• Information shown:
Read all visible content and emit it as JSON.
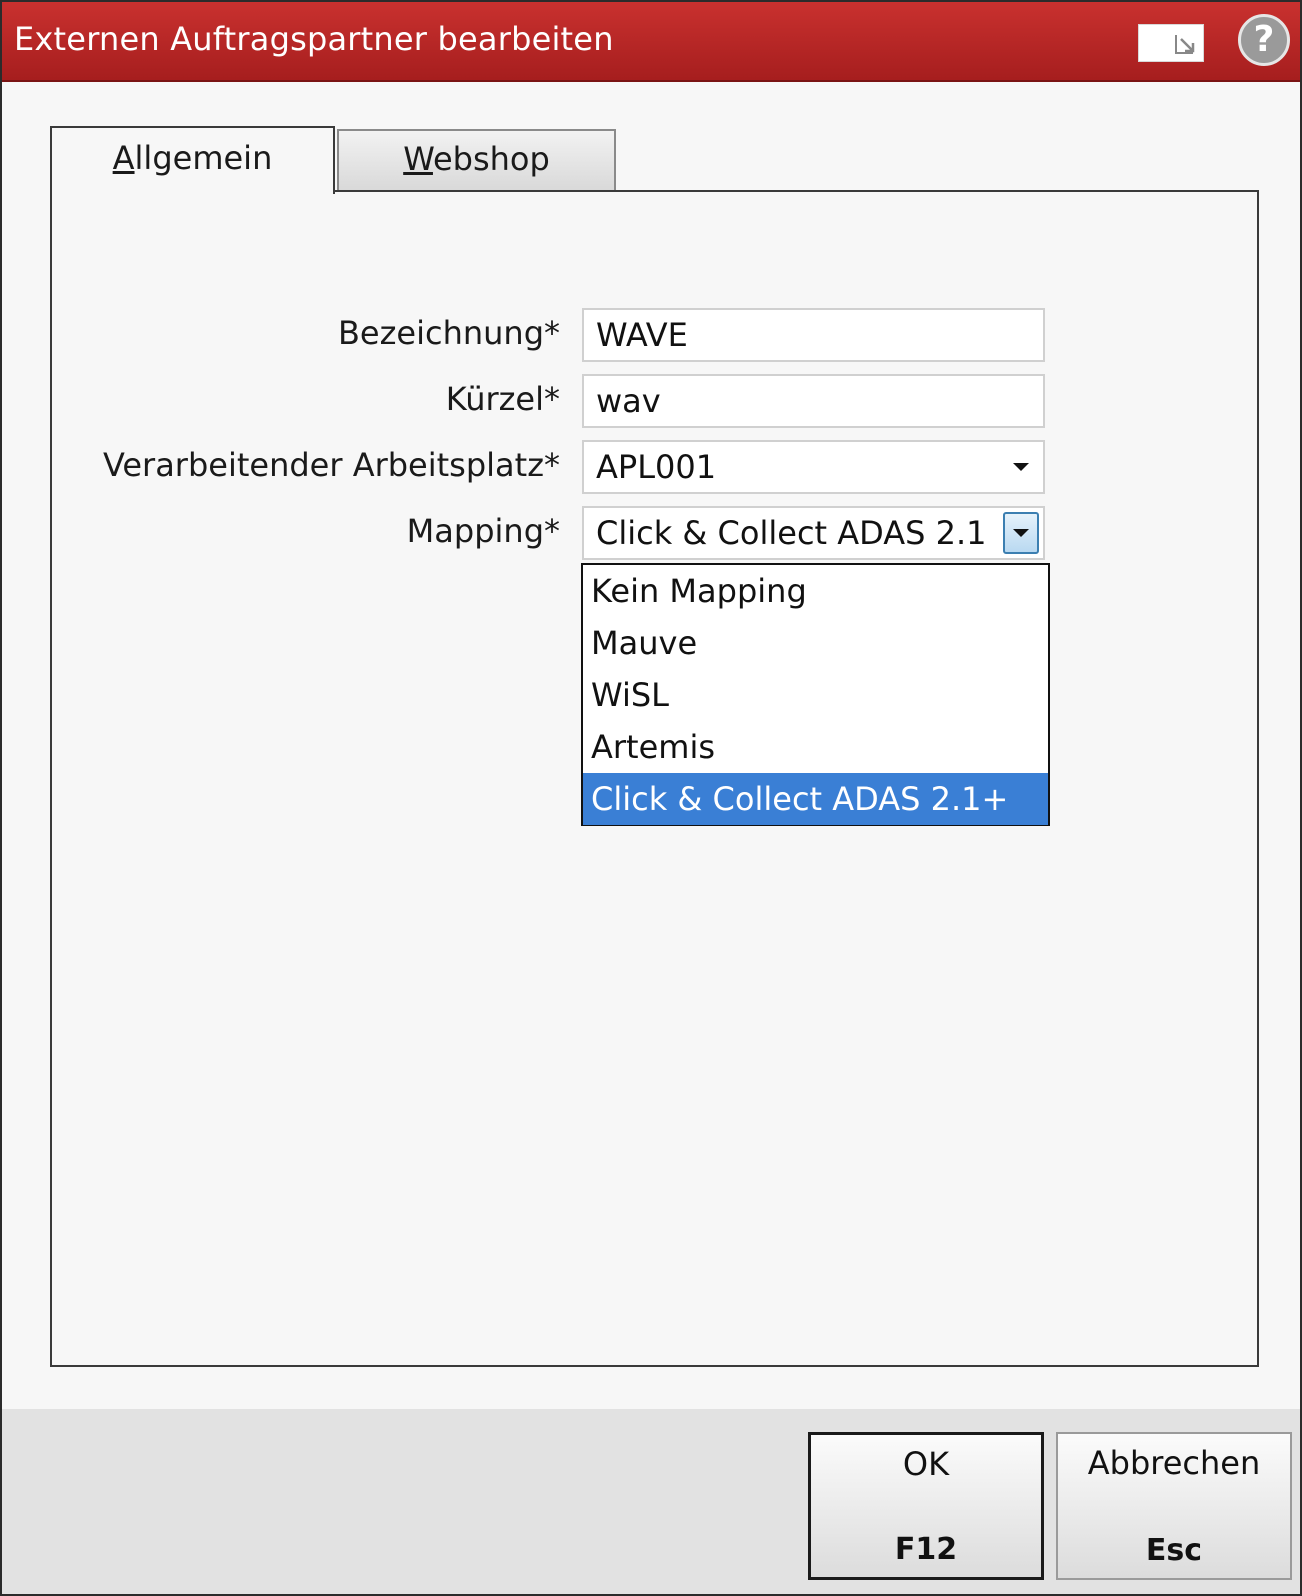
{
  "window": {
    "title": "Externen Auftragspartner bearbeiten",
    "restore_icon": "window-restore-icon",
    "help_icon": "help-icon",
    "help_glyph": "?"
  },
  "tabs": [
    {
      "label_prefix": "",
      "label_mnemonic": "A",
      "label_rest": "llgemein",
      "active": true
    },
    {
      "label_prefix": "",
      "label_mnemonic": "W",
      "label_rest": "ebshop",
      "active": false
    }
  ],
  "form": {
    "bezeichnung": {
      "label": "Bezeichnung*",
      "value": "WAVE"
    },
    "kuerzel": {
      "label": "Kürzel*",
      "value": "wav"
    },
    "arbeitsplatz": {
      "label": "Verarbeitender Arbeitsplatz*",
      "value": "APL001"
    },
    "mapping": {
      "label": "Mapping*",
      "value": "Click & Collect ADAS 2.1"
    }
  },
  "mapping_dropdown": {
    "options": [
      "Kein Mapping",
      "Mauve",
      "WiSL",
      "Artemis",
      "Click & Collect ADAS 2.1+"
    ],
    "selected_index": 4
  },
  "buttons": {
    "ok": {
      "label": "OK",
      "key": "F12"
    },
    "cancel": {
      "label": "Abbrechen",
      "key": "Esc"
    }
  },
  "colors": {
    "titlebar": "#b72828",
    "selection": "#3a7fd5"
  }
}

• Instructions for the task:
Look through the entries above and count each line holding "Click"; report the count alone.

• Complete output:
2